Supplied records:

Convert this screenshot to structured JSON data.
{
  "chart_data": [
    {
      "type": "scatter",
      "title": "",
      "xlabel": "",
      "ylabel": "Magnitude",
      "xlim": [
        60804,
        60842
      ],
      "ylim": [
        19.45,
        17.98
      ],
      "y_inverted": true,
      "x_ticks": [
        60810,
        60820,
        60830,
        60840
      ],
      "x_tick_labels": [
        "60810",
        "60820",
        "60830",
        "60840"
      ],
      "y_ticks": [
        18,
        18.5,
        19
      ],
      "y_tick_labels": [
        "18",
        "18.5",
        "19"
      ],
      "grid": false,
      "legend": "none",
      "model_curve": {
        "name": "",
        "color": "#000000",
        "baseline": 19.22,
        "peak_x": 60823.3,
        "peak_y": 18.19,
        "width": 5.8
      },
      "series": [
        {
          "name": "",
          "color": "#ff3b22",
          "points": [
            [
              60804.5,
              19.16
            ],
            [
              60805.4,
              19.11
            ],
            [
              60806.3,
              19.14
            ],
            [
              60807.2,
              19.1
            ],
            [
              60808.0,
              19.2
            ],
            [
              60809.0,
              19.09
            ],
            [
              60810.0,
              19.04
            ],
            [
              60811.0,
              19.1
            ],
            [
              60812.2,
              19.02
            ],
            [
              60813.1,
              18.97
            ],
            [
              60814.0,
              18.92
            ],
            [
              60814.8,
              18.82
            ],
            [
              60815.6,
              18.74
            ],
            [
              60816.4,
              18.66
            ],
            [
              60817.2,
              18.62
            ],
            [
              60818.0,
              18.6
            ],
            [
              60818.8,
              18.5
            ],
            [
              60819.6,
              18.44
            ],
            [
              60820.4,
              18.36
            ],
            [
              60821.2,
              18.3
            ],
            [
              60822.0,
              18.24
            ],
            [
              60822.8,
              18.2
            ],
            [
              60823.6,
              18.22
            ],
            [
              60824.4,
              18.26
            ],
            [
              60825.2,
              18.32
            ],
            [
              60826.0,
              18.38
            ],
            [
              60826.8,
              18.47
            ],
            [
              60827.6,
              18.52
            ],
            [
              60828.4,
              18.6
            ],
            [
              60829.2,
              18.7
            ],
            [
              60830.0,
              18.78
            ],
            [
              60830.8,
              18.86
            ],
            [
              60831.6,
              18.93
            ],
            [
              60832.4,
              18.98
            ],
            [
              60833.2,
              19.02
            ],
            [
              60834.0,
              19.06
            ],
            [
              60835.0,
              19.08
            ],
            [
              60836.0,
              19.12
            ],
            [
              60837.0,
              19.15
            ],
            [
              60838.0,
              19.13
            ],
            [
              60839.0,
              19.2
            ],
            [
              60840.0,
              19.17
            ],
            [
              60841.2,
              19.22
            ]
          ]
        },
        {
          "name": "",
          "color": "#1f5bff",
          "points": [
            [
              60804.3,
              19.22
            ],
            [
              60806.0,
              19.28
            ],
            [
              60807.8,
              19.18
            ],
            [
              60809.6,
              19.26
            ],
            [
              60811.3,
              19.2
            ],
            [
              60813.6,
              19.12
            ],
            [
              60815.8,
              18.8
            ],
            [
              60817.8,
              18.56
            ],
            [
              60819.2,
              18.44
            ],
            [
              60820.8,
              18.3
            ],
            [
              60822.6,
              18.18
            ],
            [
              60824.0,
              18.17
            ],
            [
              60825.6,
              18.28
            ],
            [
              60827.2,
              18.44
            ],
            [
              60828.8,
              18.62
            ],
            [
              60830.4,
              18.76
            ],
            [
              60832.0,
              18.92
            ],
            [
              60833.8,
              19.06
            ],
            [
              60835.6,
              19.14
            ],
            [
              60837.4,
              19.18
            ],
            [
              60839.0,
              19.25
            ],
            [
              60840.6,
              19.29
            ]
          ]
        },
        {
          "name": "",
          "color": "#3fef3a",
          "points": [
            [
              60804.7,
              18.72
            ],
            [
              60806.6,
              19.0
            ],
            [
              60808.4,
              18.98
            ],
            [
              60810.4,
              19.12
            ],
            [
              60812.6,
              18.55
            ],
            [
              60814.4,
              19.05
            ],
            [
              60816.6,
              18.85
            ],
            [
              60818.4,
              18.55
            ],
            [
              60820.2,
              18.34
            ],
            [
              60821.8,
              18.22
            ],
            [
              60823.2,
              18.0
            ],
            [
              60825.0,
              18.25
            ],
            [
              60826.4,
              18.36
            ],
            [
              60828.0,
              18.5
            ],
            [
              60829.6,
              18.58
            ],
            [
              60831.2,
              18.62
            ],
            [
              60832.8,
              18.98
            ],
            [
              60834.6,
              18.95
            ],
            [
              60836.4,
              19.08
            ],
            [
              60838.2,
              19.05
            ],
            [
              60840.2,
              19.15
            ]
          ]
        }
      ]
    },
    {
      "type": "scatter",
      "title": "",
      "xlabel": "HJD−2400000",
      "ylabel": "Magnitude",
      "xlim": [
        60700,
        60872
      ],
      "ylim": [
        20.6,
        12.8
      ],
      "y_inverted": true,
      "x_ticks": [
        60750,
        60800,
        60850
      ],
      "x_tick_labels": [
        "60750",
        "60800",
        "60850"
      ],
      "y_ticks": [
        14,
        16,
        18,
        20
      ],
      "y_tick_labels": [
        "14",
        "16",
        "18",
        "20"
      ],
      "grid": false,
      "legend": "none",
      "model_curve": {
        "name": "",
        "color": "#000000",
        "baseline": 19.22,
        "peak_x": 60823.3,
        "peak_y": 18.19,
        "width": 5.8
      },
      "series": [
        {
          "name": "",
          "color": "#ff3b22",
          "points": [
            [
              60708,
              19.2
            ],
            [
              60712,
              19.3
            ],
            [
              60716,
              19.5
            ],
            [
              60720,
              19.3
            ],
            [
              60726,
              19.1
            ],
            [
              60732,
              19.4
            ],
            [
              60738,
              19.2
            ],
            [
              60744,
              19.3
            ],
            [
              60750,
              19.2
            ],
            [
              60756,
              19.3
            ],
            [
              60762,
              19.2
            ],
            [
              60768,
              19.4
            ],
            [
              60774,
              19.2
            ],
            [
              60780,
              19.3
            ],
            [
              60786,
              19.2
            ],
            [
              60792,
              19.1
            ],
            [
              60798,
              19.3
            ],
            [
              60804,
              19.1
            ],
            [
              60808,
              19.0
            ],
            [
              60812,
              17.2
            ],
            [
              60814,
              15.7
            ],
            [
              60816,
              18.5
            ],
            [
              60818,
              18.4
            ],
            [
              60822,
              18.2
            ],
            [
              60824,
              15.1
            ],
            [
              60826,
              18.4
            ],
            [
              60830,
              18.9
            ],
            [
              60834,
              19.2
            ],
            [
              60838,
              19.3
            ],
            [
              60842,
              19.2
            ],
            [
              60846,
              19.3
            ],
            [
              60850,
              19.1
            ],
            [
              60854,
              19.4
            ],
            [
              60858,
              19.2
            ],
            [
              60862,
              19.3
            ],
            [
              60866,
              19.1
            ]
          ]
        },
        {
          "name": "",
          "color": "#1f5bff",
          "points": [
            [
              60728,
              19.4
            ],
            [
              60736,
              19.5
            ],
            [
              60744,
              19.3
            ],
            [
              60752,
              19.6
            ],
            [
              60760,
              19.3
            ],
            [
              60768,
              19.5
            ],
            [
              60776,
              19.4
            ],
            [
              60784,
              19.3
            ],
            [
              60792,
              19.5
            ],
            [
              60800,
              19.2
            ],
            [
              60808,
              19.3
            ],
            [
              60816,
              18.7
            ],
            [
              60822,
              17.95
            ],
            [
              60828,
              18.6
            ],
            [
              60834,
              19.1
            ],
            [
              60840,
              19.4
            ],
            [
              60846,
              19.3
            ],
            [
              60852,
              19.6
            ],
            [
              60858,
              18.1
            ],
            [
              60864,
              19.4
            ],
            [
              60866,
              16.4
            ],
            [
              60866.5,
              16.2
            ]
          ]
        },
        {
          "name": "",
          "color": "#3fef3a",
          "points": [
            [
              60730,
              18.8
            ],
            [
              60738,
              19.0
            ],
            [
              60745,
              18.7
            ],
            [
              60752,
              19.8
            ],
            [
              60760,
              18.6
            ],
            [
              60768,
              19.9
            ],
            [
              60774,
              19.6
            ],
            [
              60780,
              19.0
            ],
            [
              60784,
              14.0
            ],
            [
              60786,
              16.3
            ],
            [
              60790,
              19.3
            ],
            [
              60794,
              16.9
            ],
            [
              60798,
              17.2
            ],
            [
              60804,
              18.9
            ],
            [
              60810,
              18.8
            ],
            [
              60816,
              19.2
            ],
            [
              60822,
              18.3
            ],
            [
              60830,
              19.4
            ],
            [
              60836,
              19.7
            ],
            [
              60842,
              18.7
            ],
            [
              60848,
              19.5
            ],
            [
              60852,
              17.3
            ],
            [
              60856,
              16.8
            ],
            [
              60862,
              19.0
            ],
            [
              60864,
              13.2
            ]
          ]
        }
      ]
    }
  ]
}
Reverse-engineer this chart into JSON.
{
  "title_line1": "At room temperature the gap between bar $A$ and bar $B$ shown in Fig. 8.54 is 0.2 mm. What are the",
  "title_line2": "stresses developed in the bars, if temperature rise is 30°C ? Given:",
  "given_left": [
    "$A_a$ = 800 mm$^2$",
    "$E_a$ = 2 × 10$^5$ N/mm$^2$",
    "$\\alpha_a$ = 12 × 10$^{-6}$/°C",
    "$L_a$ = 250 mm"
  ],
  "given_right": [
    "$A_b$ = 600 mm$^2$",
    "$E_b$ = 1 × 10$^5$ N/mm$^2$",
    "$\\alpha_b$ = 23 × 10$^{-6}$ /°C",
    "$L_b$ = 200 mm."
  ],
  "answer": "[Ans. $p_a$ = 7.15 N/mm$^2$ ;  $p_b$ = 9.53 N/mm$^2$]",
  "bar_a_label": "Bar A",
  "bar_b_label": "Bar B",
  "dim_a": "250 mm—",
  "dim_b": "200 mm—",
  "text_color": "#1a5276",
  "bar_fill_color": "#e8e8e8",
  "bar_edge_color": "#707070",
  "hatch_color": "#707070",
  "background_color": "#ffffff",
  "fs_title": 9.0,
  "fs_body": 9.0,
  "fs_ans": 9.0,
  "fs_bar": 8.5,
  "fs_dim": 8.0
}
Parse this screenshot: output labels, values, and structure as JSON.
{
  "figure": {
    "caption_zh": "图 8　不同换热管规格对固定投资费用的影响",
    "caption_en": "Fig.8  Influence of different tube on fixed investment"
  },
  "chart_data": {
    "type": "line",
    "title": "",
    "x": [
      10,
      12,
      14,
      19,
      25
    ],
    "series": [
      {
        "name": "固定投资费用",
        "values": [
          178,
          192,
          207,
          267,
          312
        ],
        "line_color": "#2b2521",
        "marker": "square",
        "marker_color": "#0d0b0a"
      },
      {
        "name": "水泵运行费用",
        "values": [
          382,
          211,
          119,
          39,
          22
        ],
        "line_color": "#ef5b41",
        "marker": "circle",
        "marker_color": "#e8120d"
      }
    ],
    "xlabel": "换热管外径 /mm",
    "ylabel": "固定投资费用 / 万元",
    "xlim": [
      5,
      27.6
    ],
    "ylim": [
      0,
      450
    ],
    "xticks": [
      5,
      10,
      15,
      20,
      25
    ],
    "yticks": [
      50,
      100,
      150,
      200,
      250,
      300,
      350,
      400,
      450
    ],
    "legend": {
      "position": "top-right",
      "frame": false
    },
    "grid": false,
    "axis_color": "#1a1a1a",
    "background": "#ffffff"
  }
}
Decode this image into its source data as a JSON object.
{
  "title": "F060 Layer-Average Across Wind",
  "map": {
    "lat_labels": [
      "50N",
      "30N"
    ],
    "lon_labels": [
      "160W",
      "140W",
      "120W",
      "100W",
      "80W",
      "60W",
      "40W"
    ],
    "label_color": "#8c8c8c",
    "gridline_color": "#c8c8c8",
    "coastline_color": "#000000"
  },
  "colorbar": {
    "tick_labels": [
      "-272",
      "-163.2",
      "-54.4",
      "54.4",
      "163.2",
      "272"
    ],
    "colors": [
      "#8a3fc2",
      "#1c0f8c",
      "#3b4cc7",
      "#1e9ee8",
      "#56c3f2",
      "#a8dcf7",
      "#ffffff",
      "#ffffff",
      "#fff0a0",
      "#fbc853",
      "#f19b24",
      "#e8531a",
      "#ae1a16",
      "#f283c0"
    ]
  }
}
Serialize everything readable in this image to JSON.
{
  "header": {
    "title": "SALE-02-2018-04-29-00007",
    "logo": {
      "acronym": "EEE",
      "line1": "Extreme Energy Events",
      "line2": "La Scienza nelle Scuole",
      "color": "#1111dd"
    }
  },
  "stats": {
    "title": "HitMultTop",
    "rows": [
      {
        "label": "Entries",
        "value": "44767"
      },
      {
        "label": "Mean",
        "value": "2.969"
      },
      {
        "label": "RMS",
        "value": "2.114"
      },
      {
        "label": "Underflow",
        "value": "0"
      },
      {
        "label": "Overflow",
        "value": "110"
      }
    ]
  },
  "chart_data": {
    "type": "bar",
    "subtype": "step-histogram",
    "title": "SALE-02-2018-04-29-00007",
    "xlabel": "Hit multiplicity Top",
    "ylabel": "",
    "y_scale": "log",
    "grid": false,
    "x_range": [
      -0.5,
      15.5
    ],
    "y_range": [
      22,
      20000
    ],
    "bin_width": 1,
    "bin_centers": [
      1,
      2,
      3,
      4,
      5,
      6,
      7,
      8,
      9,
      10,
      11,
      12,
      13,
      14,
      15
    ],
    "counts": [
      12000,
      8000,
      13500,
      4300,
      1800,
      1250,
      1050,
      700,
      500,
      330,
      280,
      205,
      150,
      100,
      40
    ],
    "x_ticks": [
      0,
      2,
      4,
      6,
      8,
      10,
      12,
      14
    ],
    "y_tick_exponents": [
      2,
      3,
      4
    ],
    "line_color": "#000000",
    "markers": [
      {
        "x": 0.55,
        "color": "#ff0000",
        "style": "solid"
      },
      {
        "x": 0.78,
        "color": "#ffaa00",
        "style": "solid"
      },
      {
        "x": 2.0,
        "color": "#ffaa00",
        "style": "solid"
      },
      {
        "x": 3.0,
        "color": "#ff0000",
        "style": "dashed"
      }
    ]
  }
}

Exercise: In the entries above, count every line containing the word "this". Write only the total.

Answer below: 5